▶ **Written exercise**:
Pick up where the forum thread about boundary node HTTP response headers leaves off and keep writing it.

▶ **Document section**:
--- START ---

Boundary node http response headers

Nope. They block the header for some reason.

I thought every boundary node (that every request must go through) runs icx-proxy. Can you clarify what you mean by a “regular IC subdomain”?

I think @lastmjs is referring to boundary nodes, whereas I think @skilesare is saying that Origyn is running their own instance of icx-proxy somewhere.

Yes. This is what I mean. Although I still have confusion as to if when we run icx proxy and point to ic0.app if we are ourselves using a boundary node. are we proxying to a proxy?

Which command line flags do you use when calling icx-proxy?

I assume --dns-alias, hopefully not --fetch-root-key, but what do you provide to --address?

–replica “https://ic0.app” --address 0.0.0.0:5000

Sorry, yes, I meant --replica, not --address.

Now I’m really confused :thinking:

My understanding is that the DNS record for ic0.app points to IP addresses of boundary nodes (the closest one by geographical proximity).

I didn’t know you could bypass a BN.

I don’t know that you can…that is what I’m asking. I don’t know that I’m bypassing it. What I do know is that if I use my own proxy then the chunk requests aren’t stripped off.

on use of icx-proxy:

The requests which are CBOR encoded do not go through icx-proxy.
HTTP requests are not CBOR encoded and require protocol conversion from http<>cbor. This conversion is the main is done job of the icx-proxy. icx-proxy’s services can be invoked on the boundary node or the service worker. You can run any number for reverse proxies in serial, adding value add services. @skilesare is using his own icx-proxy in proxy mode to serve content but from a different domain nft.origyn

Let’s list down the type of requests handled by the Internet computer IC and go through the paths taken by the requests.

Invariant: canisters ultimately understand only CBOR[1] encoded requests. Talking to them using any other protocol requires marshaling and unmarshaling to and from that protocol Ex. http<>cbor

Types of requests

1. CBOR encoded requests. (No ICX proxy)

 These requests interact with the canisters by sending an HTTP POST request to REST endpoints of the from

  http://<canisterid>.ic0.app/canisterid/api/v2/[*call | query*]

These requests originate from stand-alone NON-browser clients like dfx & quill which use the underlying agent-rs or agent-js libraries. Handling these requests is relatively simple. A HTTP put request with CBOR encoded data a request body is sent to the closet boundary nodes resolved by ic0.app. The boundary node forwards the message to the destination replica. Thus in this path, there is NO need for icx-proxy to be invoked by the boundary node routing infra as the request/response is already in the IC native CBOR format.

2. Non-CBOR encoded request. (ICX proxy or service worker path)

You can interact with canisters using any legacy protocol. One of the protocols is HTTP/s. HTTP request looks like text blocks of the form

GET /index.html HTTP/1.1
Host: www.<canisterid>.ic0.app/

Such HTTP requests originate from browsers. Now the HTTP request above has to be converted to CBOR before sending it to the replica (see invariant above), and the CBOR response has to be marshaled back into the HTTP response on its way back to the browser. These non-CBOR requests are further categorized into 2 types.

2.a Non-CBOR plain request Example https://canisterid.ic0.app/index.html

These plain non-CBOR (aka HTTP requests) are intercepted in the browser itself by the service worker. The service worker converts them CBOR and then the CBOR request is handed to the boundary nodes. After this, the path for the request is the same as CBOR requests.

--- END ---

▶ **Data records**:
--- START ---

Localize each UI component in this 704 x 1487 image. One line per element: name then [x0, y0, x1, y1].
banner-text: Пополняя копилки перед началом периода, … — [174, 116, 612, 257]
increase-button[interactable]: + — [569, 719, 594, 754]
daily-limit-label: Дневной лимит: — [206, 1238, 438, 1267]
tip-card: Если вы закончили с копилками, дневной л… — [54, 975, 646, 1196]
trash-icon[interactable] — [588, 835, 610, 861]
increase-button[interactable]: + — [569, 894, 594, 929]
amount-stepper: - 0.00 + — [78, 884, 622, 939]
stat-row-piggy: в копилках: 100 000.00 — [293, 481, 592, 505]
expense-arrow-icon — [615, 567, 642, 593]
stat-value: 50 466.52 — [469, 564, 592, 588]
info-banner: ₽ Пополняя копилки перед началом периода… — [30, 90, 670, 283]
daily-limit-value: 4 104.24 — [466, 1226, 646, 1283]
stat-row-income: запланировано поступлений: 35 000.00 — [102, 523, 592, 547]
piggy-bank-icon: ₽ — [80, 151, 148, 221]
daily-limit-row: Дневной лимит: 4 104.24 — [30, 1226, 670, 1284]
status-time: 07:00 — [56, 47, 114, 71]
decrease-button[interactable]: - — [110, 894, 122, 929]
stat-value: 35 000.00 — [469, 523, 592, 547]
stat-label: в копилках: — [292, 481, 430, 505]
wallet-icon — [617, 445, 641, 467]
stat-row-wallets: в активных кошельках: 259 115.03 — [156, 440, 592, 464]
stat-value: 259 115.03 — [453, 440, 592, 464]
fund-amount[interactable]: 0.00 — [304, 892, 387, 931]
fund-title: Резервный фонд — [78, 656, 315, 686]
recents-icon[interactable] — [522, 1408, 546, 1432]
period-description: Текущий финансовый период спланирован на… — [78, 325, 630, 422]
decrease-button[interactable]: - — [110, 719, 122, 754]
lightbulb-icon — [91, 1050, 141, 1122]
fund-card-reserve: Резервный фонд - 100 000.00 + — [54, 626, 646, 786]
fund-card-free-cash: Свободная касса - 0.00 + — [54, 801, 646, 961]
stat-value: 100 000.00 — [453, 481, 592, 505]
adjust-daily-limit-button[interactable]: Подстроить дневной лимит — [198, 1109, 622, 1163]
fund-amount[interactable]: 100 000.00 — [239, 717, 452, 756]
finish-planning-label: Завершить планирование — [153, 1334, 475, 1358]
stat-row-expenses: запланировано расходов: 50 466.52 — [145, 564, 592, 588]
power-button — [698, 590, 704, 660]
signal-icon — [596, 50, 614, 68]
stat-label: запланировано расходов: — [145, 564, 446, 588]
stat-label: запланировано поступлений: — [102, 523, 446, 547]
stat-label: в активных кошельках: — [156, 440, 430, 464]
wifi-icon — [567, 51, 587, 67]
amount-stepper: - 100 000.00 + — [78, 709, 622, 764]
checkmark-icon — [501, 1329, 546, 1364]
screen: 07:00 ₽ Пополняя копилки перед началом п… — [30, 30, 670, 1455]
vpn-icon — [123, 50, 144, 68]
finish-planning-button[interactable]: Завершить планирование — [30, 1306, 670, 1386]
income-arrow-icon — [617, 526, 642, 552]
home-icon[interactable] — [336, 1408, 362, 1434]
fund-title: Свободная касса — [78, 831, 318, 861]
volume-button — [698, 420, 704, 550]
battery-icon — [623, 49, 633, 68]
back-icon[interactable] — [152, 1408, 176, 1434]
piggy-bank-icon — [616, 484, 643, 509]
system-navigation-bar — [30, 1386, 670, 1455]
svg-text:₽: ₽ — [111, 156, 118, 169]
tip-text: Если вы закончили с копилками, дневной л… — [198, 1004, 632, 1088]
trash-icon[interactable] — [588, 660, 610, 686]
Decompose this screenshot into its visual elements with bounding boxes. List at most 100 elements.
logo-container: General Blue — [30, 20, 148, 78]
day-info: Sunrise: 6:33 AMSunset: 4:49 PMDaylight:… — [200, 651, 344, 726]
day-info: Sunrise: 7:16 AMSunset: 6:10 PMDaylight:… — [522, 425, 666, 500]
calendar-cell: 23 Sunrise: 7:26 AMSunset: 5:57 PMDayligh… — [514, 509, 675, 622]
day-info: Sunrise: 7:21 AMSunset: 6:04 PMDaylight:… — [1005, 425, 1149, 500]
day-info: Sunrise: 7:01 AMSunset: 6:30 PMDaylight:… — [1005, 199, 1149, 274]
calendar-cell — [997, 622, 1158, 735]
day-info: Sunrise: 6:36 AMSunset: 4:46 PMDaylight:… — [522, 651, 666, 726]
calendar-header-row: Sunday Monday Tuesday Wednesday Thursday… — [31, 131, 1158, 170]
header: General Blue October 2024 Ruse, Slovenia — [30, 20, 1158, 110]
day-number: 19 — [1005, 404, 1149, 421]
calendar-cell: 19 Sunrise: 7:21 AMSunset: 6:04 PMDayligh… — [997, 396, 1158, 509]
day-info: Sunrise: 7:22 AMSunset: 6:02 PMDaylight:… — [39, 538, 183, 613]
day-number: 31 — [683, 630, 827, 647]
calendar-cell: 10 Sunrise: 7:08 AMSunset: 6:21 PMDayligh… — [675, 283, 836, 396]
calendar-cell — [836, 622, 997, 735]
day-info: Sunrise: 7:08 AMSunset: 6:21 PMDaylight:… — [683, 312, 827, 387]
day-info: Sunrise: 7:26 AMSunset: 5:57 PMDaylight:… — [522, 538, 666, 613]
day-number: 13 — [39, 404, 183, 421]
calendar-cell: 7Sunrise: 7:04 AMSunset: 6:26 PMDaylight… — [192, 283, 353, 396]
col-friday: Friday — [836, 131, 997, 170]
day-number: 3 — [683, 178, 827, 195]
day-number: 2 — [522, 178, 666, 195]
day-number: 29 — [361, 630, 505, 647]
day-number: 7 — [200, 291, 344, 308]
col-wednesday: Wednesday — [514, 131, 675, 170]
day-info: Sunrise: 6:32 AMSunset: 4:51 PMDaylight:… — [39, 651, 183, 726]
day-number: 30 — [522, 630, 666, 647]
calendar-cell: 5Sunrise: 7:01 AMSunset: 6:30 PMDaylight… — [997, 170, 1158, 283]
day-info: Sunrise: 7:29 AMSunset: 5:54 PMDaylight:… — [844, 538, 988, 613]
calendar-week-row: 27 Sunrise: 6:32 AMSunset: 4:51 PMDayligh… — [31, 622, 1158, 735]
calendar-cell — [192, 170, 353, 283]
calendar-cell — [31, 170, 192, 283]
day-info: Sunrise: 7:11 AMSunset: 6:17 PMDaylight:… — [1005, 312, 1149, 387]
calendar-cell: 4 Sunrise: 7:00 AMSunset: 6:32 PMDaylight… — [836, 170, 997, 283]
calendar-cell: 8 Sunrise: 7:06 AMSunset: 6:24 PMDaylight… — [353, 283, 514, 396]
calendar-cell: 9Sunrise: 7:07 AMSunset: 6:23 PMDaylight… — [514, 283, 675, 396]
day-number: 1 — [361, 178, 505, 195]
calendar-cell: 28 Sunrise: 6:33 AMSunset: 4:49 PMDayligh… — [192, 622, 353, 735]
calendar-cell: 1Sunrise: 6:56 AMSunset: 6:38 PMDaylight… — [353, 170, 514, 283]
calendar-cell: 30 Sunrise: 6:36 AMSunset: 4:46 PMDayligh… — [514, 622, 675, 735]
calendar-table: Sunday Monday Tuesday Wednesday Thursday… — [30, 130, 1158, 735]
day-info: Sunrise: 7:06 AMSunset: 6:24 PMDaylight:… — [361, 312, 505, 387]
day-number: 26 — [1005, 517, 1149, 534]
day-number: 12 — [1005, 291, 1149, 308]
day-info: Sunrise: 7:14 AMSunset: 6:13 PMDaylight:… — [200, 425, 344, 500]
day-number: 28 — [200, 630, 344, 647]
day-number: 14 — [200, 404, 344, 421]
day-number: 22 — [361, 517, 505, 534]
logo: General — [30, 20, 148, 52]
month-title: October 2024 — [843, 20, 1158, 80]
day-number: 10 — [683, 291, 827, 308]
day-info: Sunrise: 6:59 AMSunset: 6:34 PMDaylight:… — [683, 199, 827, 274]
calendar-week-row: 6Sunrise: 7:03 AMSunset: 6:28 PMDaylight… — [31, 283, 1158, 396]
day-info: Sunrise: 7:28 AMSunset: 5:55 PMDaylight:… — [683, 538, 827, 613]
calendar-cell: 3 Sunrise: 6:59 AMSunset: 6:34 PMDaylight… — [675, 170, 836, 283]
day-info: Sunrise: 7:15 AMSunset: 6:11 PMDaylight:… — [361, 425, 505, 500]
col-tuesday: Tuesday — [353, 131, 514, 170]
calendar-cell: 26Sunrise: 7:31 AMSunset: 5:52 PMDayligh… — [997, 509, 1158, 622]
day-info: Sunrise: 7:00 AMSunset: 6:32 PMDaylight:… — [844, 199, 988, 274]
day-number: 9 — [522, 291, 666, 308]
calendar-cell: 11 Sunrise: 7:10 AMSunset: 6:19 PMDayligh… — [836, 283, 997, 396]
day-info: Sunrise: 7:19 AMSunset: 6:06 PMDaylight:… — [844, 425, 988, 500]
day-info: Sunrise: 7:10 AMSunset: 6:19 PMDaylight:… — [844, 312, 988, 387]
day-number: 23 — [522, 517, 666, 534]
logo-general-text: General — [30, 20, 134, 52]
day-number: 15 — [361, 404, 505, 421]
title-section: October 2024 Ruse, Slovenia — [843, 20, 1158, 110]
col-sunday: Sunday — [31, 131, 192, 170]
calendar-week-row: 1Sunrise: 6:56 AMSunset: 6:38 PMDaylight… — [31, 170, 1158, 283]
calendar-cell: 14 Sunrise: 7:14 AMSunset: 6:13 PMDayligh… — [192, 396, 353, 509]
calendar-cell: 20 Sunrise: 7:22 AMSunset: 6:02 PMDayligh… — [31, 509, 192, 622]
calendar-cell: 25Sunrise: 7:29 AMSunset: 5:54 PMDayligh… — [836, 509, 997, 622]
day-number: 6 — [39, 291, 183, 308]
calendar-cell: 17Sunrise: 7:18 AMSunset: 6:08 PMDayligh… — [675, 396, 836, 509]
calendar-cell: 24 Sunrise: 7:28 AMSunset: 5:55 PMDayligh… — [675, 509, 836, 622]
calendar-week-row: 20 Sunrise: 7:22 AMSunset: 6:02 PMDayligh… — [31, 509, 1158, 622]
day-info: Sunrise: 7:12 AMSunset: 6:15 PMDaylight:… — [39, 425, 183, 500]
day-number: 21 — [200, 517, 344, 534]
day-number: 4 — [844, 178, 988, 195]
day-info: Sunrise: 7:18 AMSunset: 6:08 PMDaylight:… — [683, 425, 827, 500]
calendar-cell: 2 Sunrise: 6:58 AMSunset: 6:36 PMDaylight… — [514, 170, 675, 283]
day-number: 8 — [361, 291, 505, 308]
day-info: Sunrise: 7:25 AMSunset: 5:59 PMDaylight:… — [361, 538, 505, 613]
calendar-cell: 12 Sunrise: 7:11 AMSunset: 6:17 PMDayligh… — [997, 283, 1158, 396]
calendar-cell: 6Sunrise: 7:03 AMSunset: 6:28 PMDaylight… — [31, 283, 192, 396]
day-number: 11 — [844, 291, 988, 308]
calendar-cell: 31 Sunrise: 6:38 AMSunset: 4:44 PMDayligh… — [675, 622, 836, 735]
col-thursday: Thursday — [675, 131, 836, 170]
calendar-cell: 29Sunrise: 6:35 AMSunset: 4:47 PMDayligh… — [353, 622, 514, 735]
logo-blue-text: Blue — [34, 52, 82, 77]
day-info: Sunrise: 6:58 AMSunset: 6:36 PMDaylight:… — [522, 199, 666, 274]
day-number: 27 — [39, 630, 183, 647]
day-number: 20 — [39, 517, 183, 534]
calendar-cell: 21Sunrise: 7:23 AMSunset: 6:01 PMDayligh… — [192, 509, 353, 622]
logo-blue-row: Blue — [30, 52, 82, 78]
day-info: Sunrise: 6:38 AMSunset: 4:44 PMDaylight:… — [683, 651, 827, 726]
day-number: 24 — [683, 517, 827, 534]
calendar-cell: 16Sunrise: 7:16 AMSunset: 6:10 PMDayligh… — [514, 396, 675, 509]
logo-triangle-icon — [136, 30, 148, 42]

--- END ---

▶ **Task answer**:
2.b Non-CBOR raw request Example https://canisterid.raw.ic0.app/index.html

These non-CBOR requests bypass the service worker and onto the boundary node as HTTP requests. Here the boundary node handles the CBOR<>HTTP conversion by employing a locally run icx-proxy. That is each boundary node is locally running a icx-proxy.

Other interesting interactions.

IC local development uses an icx-proxy that routes requests to the locally run replica. Here locally mean the developers laptop :slight_smile:

@skilesare scenario - Any of the above-mentioned paths can be augmented by placing yet another icx-proxy in front of the boundary nodes.

We are constantly trying to simplify the paths, but are limited by the past decision which dictate certain paths be maintained for backward compatibility. Some of the raw interactions are also because of certificate verification limitations like lack of streaming in the service worker and memory restrictions in the browser that prohibit certificate checks for big sized assets

[1]CBOR - Wikipedia

3 Likes

Ok…my guess is that this is what is happening when I request https://nft.origyn.network/-/nftforgood_uffc/-/ogy.nftforgood_uffc.1

  1. Browser Gets to nft.origyn.network and is answered by the ICX proxy running there.
  2. The ICX proxy there converts the request to CBOR and sends to canister.ic0.app as specified by our internal translation table. Thus, since our ICX proxy does not strip any headers the range request header is being encoded into cbor.
  3. The boundary node that answers asks the IC for the query.
  4. A Node answers.
  5. The Boundry node sends the cbor encoded data to the ICX Proxy.
  6. The ICX proxy converts it back to an HTTP response and sends it to the browser.

:slight_smile: yes but I won’t count on that to work forever.

All icx-proxy copies come from the same code base, so there is no reason to believe that icx-proxy run on nft origyn behaves any different than the one thats runs on boundary nodes.

Any behavioral difference is accidental and not intentionally engineered. So it may break as things reconcile.


Also looks like this is not doing range queries
https://nft.origyn.network/-/nftforgood_uffc/-/ogy.nftforgood_uffc.1

Most likely ICX proxy on nft.origyn is downloading the entire video. Can’t say - but try with a very large video of 1G or so. I think it will not start streaming until it downloads the whole video on the nft.origyn server first and then streams.

IMHO nft.origyn is not solving the streaming issue. Please try with a large video asset. With range queries, working correctly the streaming should start immediately

Thank you for the great explanation.

A couple of questions:

  1. It seems like there is no way to directly talk to replica nodes. Everything must go through boundary nodes, even when the request is already CBOR-encoded. Is that right?

  2. Why does the service worker handle the CBOR encoding/decoding for non-raw requests but can’t do so for raw requests?

  3. How do boundary nodes discover the IP addresses of replica nodes? Where do they look up the mapping from canister ID to replica IPs?

1 Like

Pretty sure they query from the NNS, which keeps a list of all the ICs canisters/nodes/IPs.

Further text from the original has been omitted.